_Work item_
Retype the GEIM notebook text word for word, everything from "Info : Done meshing 2D" down to "test_snaps = dict()".

_Document segment_
Offline Phase: GEIM algorithm
This notebook implements the offline phase of the following algorithms:
Generalised Empirical Interpolation Method (GEIM)
In particular, the magic functions and magic sensors are generated through the GEIM procedure, for the observable field only (\(T\) in this case).
The current version of the pyforce package allows for GEIM only scalar fields.
[1]:
import numpy as np
import pickle
import os
import matplotlib.pyplot as plt
from matplotlib import cm
from mpi4py import MPI
from dolfinx.io import gmshio
import gmsh
from dolfinx.fem import Function, FunctionSpace
import ufl
from pyforce.offline.geim import GEIM
from pyforce.tools.functions_list import FunctionsList
from pyforce.tools.write_read import ImportH5, StoreFunctionsList as store
path = './Snapshots/'
path_offline = './Offline_results/'
if not os.path.exists(path_offline):
os.makedirs(path_offline)
# The temperature is the only one that can be measured
var_names = ['norm_T']
tex_var_names = ['T']
Let us generate the mesh for importing OpenFOAM dataset into dolfinx
[2]:
mesh_comm = MPI.COMM_WORLD
model_rank = 0
# Initialize the gmsh module
gmsh.initialize()
# Load the .geo file
gmsh.merge('cavity.geo')
gmsh.model.geo.synchronize()
# Set algorithm (adaptive = 1, Frontal-Delaunay = 6)
gmsh.option.setNumber("Mesh.Algorithm", 6)
gdim = 2
# Linear Finite Element
gmsh.model.mesh.generate(gdim)
gmsh.model.mesh.optimize("Netgen")
# Import into dolfinx
model_rank = 0
domain, ct, ft = gmshio.model_to_mesh(gmsh.model, MPI.COMM_WORLD, model_rank, gdim = gdim )
gmsh.finalize()
########################################################################################################
tdim = domain.topology.dim
fdim = tdim - 1
domain.topology.create_connectivity(fdim, tdim)
Info : Reading 'cavity.geo'...
Info : Done reading 'cavity.geo'
Info : Meshing 1D...
Info : [ 0%] Meshing curve 1 (Line)
Info : [ 30%] Meshing curve 2 (Line)
Info : [ 50%] Meshing curve 3 (Line)
Info : [ 80%] Meshing curve 4 (Line)
Info : Done meshing 1D (Wall 0.000561164s, CPU 0.000411s)
Info : Meshing 2D...
Info : Meshing surface 1 (Transfinite)
Info : Done meshing 2D (Wall 0.00840923s, CPU 0.008269s)
Info : 16384 nodes 32770 elements
Info : Optimizing mesh (Netgen)...
Info : Done optimizing mesh (Wall 2.59234e-06s, CPU 7e-06s)
Let us define the functional space onto which the OpenFOAM data have been projected; then, the snapshots can be imported.
[3]:
fun_spaces = [FunctionSpace(domain, ('Lagrange', 1))]
train_snaps = dict()
test_snaps = dict()

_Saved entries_
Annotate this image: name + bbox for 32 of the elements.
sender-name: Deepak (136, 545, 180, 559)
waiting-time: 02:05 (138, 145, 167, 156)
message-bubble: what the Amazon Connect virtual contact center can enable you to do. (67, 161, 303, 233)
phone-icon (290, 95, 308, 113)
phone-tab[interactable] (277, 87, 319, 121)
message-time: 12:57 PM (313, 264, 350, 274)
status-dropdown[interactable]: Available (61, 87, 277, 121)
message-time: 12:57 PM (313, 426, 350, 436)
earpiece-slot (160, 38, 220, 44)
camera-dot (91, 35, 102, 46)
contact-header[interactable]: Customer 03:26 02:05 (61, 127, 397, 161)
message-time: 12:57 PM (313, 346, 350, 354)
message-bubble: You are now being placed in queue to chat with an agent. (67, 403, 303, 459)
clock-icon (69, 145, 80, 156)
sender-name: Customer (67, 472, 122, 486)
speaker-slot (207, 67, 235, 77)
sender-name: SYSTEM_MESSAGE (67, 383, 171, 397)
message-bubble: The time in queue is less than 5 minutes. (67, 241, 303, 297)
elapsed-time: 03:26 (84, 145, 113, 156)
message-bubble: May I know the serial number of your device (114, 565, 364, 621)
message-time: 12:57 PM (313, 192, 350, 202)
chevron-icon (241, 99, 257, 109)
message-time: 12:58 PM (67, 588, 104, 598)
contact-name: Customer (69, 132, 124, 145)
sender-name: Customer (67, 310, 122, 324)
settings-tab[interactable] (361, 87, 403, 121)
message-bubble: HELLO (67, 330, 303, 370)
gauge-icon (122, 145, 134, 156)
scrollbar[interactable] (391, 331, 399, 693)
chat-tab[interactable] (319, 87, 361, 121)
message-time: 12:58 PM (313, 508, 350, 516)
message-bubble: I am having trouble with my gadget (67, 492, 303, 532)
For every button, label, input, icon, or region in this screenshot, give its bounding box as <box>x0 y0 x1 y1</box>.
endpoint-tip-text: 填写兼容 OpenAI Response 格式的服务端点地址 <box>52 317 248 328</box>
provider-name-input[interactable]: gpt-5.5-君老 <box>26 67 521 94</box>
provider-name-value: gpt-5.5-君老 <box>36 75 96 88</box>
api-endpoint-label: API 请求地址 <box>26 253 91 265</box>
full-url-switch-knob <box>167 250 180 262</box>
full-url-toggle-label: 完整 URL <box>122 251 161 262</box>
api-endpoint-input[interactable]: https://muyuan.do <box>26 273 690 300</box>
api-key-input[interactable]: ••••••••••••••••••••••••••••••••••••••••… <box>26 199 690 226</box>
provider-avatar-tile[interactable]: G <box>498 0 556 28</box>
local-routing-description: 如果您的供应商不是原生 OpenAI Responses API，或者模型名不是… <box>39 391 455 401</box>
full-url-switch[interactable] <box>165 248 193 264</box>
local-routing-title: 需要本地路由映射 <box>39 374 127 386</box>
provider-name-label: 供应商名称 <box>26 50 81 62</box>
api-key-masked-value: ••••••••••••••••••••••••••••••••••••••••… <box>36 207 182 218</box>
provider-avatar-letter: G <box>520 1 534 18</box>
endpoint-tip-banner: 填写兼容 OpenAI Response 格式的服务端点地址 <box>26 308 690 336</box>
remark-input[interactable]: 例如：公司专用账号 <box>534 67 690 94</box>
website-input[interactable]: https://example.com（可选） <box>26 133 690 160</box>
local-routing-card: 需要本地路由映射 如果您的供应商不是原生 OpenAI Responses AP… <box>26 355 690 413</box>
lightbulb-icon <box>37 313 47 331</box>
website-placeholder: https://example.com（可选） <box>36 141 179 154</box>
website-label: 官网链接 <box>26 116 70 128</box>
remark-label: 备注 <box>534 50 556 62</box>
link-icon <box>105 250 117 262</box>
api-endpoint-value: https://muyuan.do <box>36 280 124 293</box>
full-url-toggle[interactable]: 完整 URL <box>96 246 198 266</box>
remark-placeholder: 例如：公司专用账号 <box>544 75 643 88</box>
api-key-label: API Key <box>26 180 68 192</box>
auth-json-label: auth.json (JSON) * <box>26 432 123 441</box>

_Output for this exercise_
Info : Done meshing 2D (Wall 0.00840923s, CPU 0.008269s)
Info : 16384 nodes 32770 elements
Info : Optimizing mesh (Netgen)...
Info : Done optimizing mesh (Wall 2.59234e-06s, CPU 7e-06s)
Let us define the functional space onto which the OpenFOAM data have been projected; then, the snapshots can be imported.
[3]:
fun_spaces = [FunctionSpace(domain, ('Lagrange', 1))]
train_snaps = dict()
test_snaps = dict()